--- BEGIN ---
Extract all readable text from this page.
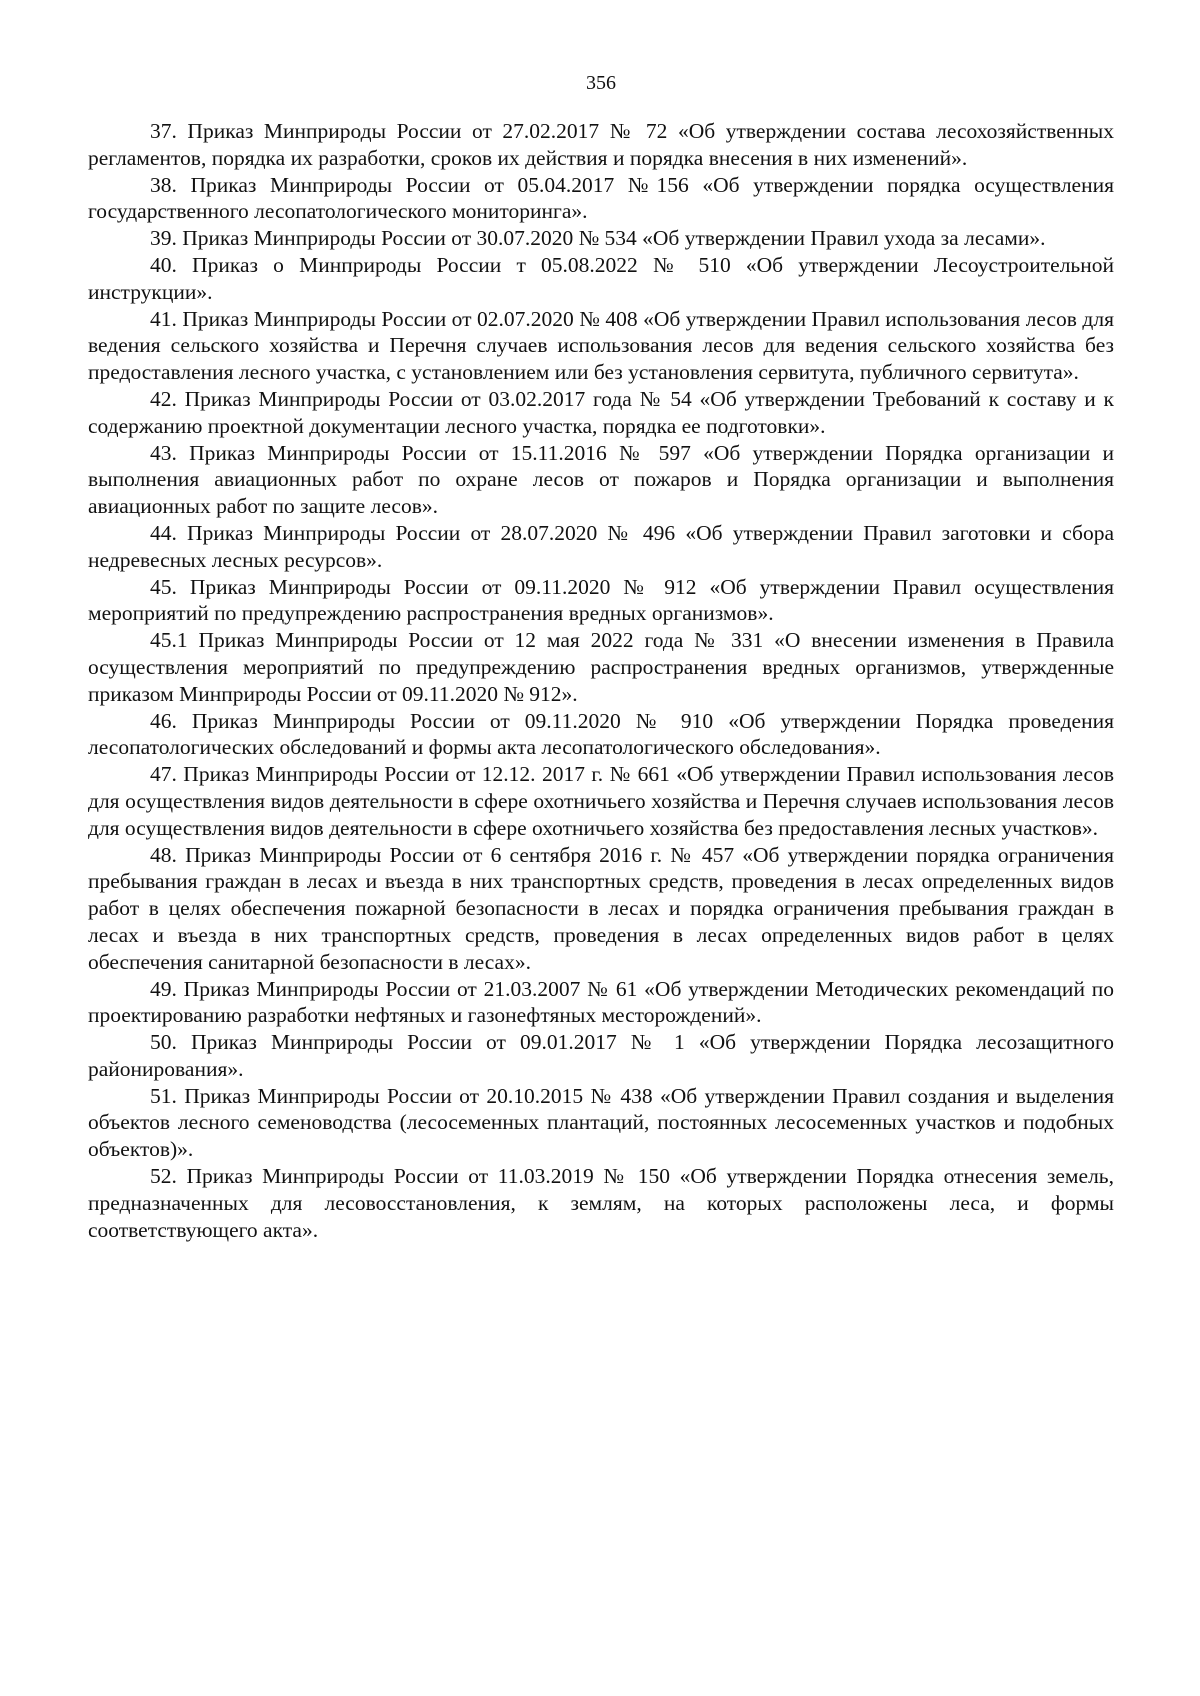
356

37. Приказ Минприроды России от 27.02.2017 № 72 «Об утверждении состава лесохозяйственных регламентов, порядка их разработки, сроков их действия и порядка внесения в них изменений».

38. Приказ Минприроды России от 05.04.2017 №156 «Об утверждении порядка осуществления государственного лесопатологического мониторинга».

39. Приказ Минприроды России от 30.07.2020 № 534 «Об утверждении Правил ухода за лесами».

40. Приказ о Минприроды России т 05.08.2022 № 510 «Об утверждении Лесоустроительной инструкции».

41. Приказ Минприроды России от 02.07.2020 № 408 «Об утверждении Правил использования лесов для ведения сельского хозяйства и Перечня случаев использования лесов для ведения сельского хозяйства без предоставления лесного участка, с установлением или без установления сервитута, публичного сервитута».

42. Приказ Минприроды России от 03.02.2017 года № 54 «Об утверждении Требований к составу и к содержанию проектной документации лесного участка, порядка ее подготовки».

43. Приказ Минприроды России от 15.11.2016 № 597 «Об утверждении Порядка организации и выполнения авиационных работ по охране лесов от пожаров и Порядка организации и выполнения авиационных работ по защите лесов».

44. Приказ Минприроды России от 28.07.2020 № 496 «Об утверждении Правил заготовки и сбора недревесных лесных ресурсов».

45. Приказ Минприроды России от 09.11.2020 № 912 «Об утверждении Правил осуществления мероприятий по предупреждению распространения вредных организмов».

45.1 Приказ Минприроды России от 12 мая 2022 года № 331 «О внесении изменения в Правила осуществления мероприятий по предупреждению распространения вредных организмов, утвержденные приказом Минприроды России от 09.11.2020 № 912».

46. Приказ Минприроды России от 09.11.2020 № 910 «Об утверждении Порядка проведения лесопатологических обследований и формы акта лесопатологического обследования».

47. Приказ Минприроды России от 12.12. 2017 г. № 661 «Об утверждении Правил использования лесов для осуществления видов деятельности в сфере охотничьего хозяйства и Перечня случаев использования лесов для осуществления видов деятельности в сфере охотничьего хозяйства без предоставления лесных участков».

48. Приказ Минприроды России от 6 сентября 2016 г. № 457 «Об утверждении порядка ограничения пребывания граждан в лесах и въезда в них транспортных средств, проведения в лесах определенных видов работ в целях обеспечения пожарной безопасности в лесах и порядка ограничения пребывания граждан в лесах и въезда в них транспортных средств, проведения в лесах определенных видов работ в целях обеспечения санитарной безопасности в лесах».

49. Приказ Минприроды России от 21.03.2007 № 61 «Об утверждении Методических рекомендаций по проектированию разработки нефтяных и газонефтяных месторождений».

50. Приказ Минприроды России от 09.01.2017 № 1 «Об утверждении Порядка лесозащитного районирования».

51. Приказ Минприроды России от 20.10.2015 № 438 «Об утверждении Правил создания и выделения объектов лесного семеноводства (лесосеменных плантаций, постоянных лесосеменных участков и подобных объектов)».

52. Приказ Минприроды России от 11.03.2019 № 150 «Об утверждении Порядка отнесения земель, предназначенных для лесовосстановления, к землям, на которых расположены леса, и формы соответствующего акта».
--- END ---
From the records given above, copy all lines containing "вредных".

45. Приказ Минприроды России от 09.11.2020 № 912 «Об утверждении Правил осуществления мероприятий по предупреждению распространения вредных организмов».
45.1 Приказ Минприроды России от 12 мая 2022 года № 331 «О внесении изменения в Правила осуществления мероприятий по предупреждению распространения вредных организмов, утвержденные приказом Минприроды России от 09.11.2020 № 912».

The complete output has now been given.